Exercise details -
From the listing below, pull out all lines with "JSON" in them.

--- Supplied records ---

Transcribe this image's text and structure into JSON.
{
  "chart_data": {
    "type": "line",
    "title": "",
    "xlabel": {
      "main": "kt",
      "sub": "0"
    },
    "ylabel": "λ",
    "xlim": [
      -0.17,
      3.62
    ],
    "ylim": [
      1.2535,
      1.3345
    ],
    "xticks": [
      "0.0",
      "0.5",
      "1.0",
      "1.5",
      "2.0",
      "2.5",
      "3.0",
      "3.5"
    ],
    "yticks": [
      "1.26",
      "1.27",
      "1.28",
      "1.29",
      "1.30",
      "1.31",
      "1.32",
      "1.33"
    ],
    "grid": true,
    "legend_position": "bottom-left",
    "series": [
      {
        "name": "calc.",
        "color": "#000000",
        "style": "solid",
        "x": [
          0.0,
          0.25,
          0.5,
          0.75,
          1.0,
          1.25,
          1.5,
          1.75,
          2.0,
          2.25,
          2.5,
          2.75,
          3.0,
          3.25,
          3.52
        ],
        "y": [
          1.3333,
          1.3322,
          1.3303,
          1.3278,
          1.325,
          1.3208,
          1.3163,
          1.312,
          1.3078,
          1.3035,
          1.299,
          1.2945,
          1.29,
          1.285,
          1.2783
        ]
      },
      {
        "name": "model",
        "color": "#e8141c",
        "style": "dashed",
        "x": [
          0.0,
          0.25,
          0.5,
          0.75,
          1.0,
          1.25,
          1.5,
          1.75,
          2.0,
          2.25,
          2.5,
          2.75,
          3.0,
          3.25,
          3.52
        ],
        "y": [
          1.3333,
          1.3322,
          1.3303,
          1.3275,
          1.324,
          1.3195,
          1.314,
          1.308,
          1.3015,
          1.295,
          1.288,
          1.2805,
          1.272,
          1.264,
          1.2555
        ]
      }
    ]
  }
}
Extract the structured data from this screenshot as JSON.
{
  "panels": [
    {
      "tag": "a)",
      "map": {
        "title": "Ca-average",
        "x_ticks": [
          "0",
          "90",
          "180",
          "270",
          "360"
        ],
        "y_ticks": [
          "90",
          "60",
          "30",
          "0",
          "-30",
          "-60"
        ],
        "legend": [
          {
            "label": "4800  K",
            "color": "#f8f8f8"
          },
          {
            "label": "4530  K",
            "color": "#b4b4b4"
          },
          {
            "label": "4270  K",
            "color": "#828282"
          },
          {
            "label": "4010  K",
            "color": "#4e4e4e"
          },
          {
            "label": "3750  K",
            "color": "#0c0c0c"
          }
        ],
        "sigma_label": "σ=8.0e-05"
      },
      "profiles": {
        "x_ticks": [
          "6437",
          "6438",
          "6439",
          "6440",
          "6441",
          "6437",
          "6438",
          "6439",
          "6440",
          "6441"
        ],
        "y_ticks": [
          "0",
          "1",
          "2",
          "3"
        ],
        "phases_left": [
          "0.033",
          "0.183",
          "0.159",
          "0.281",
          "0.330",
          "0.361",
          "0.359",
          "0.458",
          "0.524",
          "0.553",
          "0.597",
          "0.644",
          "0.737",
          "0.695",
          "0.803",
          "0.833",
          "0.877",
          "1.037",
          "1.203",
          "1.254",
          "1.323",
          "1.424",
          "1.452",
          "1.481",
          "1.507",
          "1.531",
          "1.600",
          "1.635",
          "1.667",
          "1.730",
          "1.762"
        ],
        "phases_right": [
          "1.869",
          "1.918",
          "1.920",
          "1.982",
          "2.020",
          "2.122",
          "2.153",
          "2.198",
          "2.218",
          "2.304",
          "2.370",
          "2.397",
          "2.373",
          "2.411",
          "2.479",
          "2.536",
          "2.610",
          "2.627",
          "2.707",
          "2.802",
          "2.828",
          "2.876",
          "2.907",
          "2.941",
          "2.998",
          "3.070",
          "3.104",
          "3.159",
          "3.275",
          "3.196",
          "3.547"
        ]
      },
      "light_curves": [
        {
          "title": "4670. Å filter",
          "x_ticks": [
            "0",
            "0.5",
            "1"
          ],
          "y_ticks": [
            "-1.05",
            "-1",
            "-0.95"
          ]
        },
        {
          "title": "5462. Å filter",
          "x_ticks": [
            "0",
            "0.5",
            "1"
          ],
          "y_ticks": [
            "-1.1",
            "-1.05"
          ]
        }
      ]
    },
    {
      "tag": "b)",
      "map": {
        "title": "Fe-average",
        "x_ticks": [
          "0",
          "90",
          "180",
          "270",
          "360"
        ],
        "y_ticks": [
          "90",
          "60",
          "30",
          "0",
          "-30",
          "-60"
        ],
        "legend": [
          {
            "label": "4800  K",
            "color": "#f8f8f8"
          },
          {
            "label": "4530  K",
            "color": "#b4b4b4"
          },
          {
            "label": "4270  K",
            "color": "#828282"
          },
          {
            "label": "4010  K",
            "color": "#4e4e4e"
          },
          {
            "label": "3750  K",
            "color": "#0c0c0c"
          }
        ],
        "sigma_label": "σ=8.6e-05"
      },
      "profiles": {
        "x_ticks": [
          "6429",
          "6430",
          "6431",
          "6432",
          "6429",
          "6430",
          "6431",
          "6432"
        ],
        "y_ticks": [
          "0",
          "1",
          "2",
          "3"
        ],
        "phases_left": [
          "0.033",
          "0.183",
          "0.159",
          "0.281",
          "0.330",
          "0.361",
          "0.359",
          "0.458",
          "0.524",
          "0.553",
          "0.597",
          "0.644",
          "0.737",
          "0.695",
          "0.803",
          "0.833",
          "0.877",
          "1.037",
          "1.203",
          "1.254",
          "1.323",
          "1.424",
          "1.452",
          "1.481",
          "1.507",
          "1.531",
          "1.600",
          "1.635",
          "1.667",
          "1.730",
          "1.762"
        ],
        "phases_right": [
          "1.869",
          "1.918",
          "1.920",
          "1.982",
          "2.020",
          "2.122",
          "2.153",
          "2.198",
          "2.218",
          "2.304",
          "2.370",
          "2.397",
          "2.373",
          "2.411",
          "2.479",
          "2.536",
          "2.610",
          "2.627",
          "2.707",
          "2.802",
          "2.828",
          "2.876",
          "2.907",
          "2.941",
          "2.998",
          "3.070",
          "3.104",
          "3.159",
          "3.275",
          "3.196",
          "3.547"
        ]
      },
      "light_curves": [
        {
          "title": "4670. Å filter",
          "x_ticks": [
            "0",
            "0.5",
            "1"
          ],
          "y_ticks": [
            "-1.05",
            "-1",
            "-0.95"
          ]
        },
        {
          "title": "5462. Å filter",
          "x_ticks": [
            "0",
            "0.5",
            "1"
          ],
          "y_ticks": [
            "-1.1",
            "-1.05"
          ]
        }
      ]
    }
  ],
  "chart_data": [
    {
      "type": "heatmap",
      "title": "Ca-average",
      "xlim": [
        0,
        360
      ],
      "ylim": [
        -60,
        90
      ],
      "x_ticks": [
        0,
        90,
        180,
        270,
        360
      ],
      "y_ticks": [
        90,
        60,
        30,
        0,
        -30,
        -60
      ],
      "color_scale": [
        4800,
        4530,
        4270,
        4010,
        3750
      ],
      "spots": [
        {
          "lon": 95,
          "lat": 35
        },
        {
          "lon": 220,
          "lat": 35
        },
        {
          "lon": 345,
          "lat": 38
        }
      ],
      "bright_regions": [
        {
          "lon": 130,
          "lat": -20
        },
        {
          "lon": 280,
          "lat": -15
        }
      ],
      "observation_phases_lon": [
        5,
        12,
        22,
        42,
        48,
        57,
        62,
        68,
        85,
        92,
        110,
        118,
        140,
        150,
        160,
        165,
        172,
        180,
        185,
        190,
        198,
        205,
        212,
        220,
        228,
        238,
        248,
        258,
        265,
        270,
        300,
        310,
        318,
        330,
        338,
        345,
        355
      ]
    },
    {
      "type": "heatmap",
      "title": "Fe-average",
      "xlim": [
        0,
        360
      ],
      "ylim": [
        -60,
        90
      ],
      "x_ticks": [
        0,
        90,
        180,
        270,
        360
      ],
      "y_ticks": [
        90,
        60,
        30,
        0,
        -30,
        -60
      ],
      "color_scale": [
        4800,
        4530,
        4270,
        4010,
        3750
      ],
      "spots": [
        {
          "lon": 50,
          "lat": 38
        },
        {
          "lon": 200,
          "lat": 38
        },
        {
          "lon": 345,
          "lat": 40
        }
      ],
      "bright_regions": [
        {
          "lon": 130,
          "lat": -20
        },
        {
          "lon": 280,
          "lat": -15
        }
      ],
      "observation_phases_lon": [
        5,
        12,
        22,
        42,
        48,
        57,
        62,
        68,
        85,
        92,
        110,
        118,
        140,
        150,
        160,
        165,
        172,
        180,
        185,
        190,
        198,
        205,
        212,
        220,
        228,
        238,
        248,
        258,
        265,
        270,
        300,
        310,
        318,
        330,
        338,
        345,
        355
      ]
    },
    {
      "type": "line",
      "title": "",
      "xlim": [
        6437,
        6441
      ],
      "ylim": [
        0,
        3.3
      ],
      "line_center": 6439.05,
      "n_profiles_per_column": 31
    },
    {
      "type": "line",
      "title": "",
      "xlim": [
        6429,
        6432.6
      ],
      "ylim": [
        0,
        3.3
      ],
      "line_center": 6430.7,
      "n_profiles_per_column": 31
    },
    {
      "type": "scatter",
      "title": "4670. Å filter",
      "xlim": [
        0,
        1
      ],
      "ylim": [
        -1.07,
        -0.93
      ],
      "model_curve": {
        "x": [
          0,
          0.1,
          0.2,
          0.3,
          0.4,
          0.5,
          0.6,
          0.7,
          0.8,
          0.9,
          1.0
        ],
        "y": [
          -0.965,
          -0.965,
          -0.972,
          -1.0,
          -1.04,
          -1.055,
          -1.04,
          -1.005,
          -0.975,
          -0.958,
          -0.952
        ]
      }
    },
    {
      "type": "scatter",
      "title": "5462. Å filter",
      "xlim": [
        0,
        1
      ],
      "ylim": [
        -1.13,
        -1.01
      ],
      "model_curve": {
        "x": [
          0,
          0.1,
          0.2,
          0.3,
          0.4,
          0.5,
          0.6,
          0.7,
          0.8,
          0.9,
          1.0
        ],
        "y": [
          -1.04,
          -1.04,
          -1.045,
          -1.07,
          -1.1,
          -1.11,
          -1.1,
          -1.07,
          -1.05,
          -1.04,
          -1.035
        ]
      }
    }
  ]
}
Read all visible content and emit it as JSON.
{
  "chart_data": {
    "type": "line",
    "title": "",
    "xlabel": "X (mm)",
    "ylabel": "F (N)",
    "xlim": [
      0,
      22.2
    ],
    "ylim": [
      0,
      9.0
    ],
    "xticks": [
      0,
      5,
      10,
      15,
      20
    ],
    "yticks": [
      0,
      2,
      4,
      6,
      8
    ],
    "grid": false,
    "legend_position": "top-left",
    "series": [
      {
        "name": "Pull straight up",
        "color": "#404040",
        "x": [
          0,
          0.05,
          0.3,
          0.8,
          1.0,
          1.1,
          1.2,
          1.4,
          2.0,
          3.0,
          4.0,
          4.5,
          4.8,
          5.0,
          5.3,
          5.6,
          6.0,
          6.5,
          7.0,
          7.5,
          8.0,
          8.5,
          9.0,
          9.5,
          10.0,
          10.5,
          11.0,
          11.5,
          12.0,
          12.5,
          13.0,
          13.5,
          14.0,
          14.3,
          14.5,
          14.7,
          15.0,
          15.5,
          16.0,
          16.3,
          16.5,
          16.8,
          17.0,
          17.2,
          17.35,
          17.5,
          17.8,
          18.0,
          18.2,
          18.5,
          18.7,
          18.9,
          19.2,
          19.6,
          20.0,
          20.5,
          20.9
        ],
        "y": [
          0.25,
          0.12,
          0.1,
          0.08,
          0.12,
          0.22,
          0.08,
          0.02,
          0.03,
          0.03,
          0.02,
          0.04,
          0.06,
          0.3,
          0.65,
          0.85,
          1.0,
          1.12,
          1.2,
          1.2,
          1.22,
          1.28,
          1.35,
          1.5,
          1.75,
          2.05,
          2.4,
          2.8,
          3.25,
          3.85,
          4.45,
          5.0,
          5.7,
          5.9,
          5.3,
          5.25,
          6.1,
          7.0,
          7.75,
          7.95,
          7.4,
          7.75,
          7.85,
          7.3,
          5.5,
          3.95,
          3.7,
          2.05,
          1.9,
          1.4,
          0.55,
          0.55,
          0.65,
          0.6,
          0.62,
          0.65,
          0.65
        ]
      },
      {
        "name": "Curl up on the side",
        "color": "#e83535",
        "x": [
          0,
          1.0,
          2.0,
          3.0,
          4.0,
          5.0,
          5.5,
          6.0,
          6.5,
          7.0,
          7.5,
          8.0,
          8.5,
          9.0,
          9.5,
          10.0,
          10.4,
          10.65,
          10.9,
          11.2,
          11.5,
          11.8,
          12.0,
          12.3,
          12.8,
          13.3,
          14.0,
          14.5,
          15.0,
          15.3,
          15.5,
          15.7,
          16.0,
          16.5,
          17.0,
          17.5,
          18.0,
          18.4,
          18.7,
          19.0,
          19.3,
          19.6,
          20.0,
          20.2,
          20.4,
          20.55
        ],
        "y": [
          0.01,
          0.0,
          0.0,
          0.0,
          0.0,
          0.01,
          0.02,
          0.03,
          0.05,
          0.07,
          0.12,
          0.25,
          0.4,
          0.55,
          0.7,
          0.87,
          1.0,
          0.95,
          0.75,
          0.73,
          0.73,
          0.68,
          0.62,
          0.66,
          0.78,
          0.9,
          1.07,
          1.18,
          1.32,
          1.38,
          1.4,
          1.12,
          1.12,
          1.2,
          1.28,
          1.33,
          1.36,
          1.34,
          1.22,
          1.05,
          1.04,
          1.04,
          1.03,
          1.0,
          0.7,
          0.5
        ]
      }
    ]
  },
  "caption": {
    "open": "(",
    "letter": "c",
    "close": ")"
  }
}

---

Written solution -
Transcribe this image's text and structure into JSON.
Extract the structured data from this screenshot as JSON.
Read all visible content and emit it as JSON.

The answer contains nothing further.